RECORDED INFORMATION:
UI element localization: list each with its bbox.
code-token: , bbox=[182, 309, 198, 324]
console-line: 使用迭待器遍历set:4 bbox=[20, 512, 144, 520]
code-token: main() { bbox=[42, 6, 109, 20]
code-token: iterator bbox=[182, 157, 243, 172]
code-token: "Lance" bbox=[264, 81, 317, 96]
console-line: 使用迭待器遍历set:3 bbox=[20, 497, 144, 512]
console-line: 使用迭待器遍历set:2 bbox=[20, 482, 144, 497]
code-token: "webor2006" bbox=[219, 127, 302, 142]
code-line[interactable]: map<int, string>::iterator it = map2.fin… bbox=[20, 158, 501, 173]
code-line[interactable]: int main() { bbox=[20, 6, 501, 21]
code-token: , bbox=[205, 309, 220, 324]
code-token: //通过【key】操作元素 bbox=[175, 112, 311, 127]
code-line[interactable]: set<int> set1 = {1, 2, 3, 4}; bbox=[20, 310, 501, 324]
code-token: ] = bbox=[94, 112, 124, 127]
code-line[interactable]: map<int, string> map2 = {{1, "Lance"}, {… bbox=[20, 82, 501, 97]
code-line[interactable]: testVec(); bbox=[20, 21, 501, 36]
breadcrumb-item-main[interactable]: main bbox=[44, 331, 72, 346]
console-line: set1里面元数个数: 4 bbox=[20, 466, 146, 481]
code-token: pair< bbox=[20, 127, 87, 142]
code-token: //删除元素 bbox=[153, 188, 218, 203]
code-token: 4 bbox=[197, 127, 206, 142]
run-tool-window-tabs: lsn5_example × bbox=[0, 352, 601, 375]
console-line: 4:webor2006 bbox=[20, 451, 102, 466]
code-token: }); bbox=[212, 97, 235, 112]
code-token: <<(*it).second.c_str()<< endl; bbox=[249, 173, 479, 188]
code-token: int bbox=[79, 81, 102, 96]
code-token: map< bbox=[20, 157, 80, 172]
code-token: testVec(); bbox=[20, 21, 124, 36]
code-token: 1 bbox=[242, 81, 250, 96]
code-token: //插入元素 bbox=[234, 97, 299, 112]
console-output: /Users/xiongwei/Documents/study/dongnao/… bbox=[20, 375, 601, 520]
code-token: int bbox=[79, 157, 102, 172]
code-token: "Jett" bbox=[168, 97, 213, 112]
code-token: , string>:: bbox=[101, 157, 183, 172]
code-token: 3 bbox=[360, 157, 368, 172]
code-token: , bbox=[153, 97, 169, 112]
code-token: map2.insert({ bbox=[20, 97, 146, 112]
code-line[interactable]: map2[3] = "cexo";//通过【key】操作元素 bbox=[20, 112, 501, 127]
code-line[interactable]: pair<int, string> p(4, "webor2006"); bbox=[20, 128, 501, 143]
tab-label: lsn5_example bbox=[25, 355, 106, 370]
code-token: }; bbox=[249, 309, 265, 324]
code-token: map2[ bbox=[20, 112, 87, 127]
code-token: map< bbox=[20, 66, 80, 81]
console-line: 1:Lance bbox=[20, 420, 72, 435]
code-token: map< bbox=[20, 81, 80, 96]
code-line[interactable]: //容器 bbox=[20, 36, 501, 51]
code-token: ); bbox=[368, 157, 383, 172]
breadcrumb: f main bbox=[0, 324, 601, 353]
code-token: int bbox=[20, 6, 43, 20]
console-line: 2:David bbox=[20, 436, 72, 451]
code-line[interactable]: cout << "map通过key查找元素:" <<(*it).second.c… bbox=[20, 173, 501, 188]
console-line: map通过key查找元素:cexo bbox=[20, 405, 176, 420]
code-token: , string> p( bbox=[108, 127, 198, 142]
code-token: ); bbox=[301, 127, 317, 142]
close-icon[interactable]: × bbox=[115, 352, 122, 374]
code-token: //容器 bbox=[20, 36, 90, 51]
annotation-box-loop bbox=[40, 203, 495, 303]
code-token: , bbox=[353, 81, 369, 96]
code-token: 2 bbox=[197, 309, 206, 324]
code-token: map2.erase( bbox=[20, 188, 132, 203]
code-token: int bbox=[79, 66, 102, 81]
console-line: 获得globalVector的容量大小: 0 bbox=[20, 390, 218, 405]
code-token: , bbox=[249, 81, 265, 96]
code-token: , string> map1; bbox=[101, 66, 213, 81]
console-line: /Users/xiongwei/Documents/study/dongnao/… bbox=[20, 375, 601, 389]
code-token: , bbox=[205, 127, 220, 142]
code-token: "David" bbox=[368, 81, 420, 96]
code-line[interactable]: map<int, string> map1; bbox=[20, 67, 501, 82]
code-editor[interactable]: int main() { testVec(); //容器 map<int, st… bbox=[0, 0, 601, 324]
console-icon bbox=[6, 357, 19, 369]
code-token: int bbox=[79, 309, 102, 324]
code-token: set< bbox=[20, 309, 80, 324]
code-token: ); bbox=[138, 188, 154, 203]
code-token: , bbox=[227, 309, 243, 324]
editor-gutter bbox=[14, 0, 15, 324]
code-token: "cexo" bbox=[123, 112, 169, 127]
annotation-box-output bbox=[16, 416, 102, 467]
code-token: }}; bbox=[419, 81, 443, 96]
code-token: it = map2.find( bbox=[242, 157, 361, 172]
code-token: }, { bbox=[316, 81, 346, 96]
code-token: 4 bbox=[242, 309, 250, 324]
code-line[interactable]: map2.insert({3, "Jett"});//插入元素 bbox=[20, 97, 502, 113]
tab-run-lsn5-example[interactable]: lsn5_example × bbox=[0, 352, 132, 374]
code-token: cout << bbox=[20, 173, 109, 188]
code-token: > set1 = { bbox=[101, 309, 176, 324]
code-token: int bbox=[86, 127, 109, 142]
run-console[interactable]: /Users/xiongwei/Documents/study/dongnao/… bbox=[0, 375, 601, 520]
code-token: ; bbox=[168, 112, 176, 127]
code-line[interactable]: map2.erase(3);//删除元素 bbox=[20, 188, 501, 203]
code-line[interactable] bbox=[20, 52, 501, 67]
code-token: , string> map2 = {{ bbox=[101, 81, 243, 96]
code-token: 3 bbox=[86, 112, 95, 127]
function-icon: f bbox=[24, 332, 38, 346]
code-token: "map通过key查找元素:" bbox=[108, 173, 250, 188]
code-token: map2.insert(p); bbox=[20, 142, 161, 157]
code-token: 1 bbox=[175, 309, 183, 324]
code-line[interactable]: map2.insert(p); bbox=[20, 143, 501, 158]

PROMPT: Copy out every one of the lines above with no changes at all.

CORRECT OUTPUT:
UI element localization: list each with its bbox.
code-token: , bbox=[182, 309, 198, 324]
console-line: 使用迭待器遍历set:4 bbox=[20, 512, 144, 520]
code-token: main() { bbox=[42, 6, 109, 20]
code-token: iterator bbox=[182, 157, 243, 172]
code-token: "Lance" bbox=[264, 81, 317, 96]
console-line: 使用迭待器遍历set:3 bbox=[20, 497, 144, 512]
console-line: 使用迭待器遍历set:2 bbox=[20, 482, 144, 497]
code-token: "webor2006" bbox=[219, 127, 302, 142]
code-line[interactable]: map<int, string>::iterator it = map2.fin… bbox=[20, 158, 501, 173]
code-line[interactable]: int main() { bbox=[20, 6, 501, 21]
code-token: , bbox=[205, 309, 220, 324]
code-token: //通过【key】操作元素 bbox=[175, 112, 311, 127]
code-line[interactable]: set<int> set1 = {1, 2, 3, 4}; bbox=[20, 310, 501, 324]
code-token: ] = bbox=[94, 112, 124, 127]
code-line[interactable]: map<int, string> map2 = {{1, "Lance"}, {… bbox=[20, 82, 501, 97]
code-line[interactable]: testVec(); bbox=[20, 21, 501, 36]
breadcrumb-item-main[interactable]: main bbox=[44, 331, 72, 346]
console-line: set1里面元数个数: 4 bbox=[20, 466, 146, 481]
code-token: pair< bbox=[20, 127, 87, 142]
code-token: //删除元素 bbox=[153, 188, 218, 203]
code-token: 4 bbox=[197, 127, 206, 142]
run-tool-window-tabs: lsn5_example × bbox=[0, 352, 601, 375]
console-line: 4:webor2006 bbox=[20, 451, 102, 466]
code-token: }); bbox=[212, 97, 235, 112]
code-token: <<(*it).second.c_str()<< endl; bbox=[249, 173, 479, 188]
code-token: int bbox=[79, 81, 102, 96]
code-token: map< bbox=[20, 157, 80, 172]
code-token: testVec(); bbox=[20, 21, 124, 36]
code-token: 1 bbox=[242, 81, 250, 96]
code-token: //插入元素 bbox=[234, 97, 299, 112]
console-output: /Users/xiongwei/Documents/study/dongnao/… bbox=[20, 375, 601, 520]
code-token: int bbox=[79, 157, 102, 172]
code-token: "Jett" bbox=[168, 97, 213, 112]
code-token: , string>:: bbox=[101, 157, 183, 172]
code-token: 3 bbox=[360, 157, 368, 172]
code-token: , bbox=[153, 97, 169, 112]
code-token: map2.insert({ bbox=[20, 97, 146, 112]
code-line[interactable]: map2[3] = "cexo";//通过【key】操作元素 bbox=[20, 112, 501, 127]
code-line[interactable]: pair<int, string> p(4, "webor2006"); bbox=[20, 128, 501, 143]
tab-label: lsn5_example bbox=[25, 355, 106, 370]
code-token: }; bbox=[249, 309, 265, 324]
code-token: map2[ bbox=[20, 112, 87, 127]
code-token: map< bbox=[20, 66, 80, 81]
console-line: 1:Lance bbox=[20, 420, 72, 435]
code-token: map< bbox=[20, 81, 80, 96]
code-line[interactable]: //容器 bbox=[20, 36, 501, 51]
code-token: ); bbox=[368, 157, 383, 172]
breadcrumb: f main bbox=[0, 324, 601, 353]
code-token: int bbox=[20, 6, 43, 20]
console-line: 2:David bbox=[20, 436, 72, 451]
code-line[interactable]: cout << "map通过key查找元素:" <<(*it).second.c… bbox=[20, 173, 501, 188]
console-line: map通过key查找元素:cexo bbox=[20, 405, 176, 420]
code-token: , string> p( bbox=[108, 127, 198, 142]
code-token: ); bbox=[301, 127, 317, 142]
close-icon[interactable]: × bbox=[115, 352, 122, 374]
code-token: //容器 bbox=[20, 36, 90, 51]
annotation-box-loop bbox=[40, 203, 495, 303]
code-token: , bbox=[353, 81, 369, 96]
code-token: 2 bbox=[197, 309, 206, 324]
code-token: map2.erase( bbox=[20, 188, 132, 203]
code-token: int bbox=[79, 66, 102, 81]
console-line: 获得globalVector的容量大小: 0 bbox=[20, 390, 218, 405]
code-token: , bbox=[249, 81, 265, 96]
code-token: , string> map1; bbox=[101, 66, 213, 81]
console-line: /Users/xiongwei/Documents/study/dongnao/… bbox=[20, 375, 601, 389]
code-token: , bbox=[205, 127, 220, 142]
code-token: "David" bbox=[368, 81, 420, 96]
code-line[interactable]: map<int, string> map1; bbox=[20, 67, 501, 82]
code-editor[interactable]: int main() { testVec(); //容器 map<int, st… bbox=[0, 0, 601, 324]
console-icon bbox=[6, 357, 19, 369]
code-token: int bbox=[79, 309, 102, 324]
code-token: set< bbox=[20, 309, 80, 324]
code-token: ); bbox=[138, 188, 154, 203]
code-token: , bbox=[227, 309, 243, 324]
editor-gutter bbox=[14, 0, 15, 324]
code-token: "cexo" bbox=[123, 112, 169, 127]
annotation-box-output bbox=[16, 416, 102, 467]
code-token: }}; bbox=[419, 81, 443, 96]
code-token: it = map2.find( bbox=[242, 157, 361, 172]
code-token: }, { bbox=[316, 81, 346, 96]
code-token: 4 bbox=[242, 309, 250, 324]
code-line[interactable]: map2.insert({3, "Jett"});//插入元素 bbox=[20, 97, 502, 113]
tab-run-lsn5-example[interactable]: lsn5_example × bbox=[0, 352, 132, 374]
code-token: cout << bbox=[20, 173, 109, 188]
code-token: > set1 = { bbox=[101, 309, 176, 324]
code-token: int bbox=[86, 127, 109, 142]
run-console[interactable]: /Users/xiongwei/Documents/study/dongnao/… bbox=[0, 375, 601, 520]
code-token: ; bbox=[168, 112, 176, 127]
code-line[interactable]: map2.erase(3);//删除元素 bbox=[20, 188, 501, 203]
code-line[interactable] bbox=[20, 52, 501, 67]
code-token: , string> map2 = {{ bbox=[101, 81, 243, 96]
code-token: 3 bbox=[86, 112, 95, 127]
function-icon: f bbox=[24, 332, 38, 346]
code-token: "map通过key查找元素:" bbox=[108, 173, 250, 188]
code-token: map2.insert(p); bbox=[20, 142, 161, 157]
code-token: 1 bbox=[175, 309, 183, 324]
code-line[interactable]: map2.insert(p); bbox=[20, 143, 501, 158]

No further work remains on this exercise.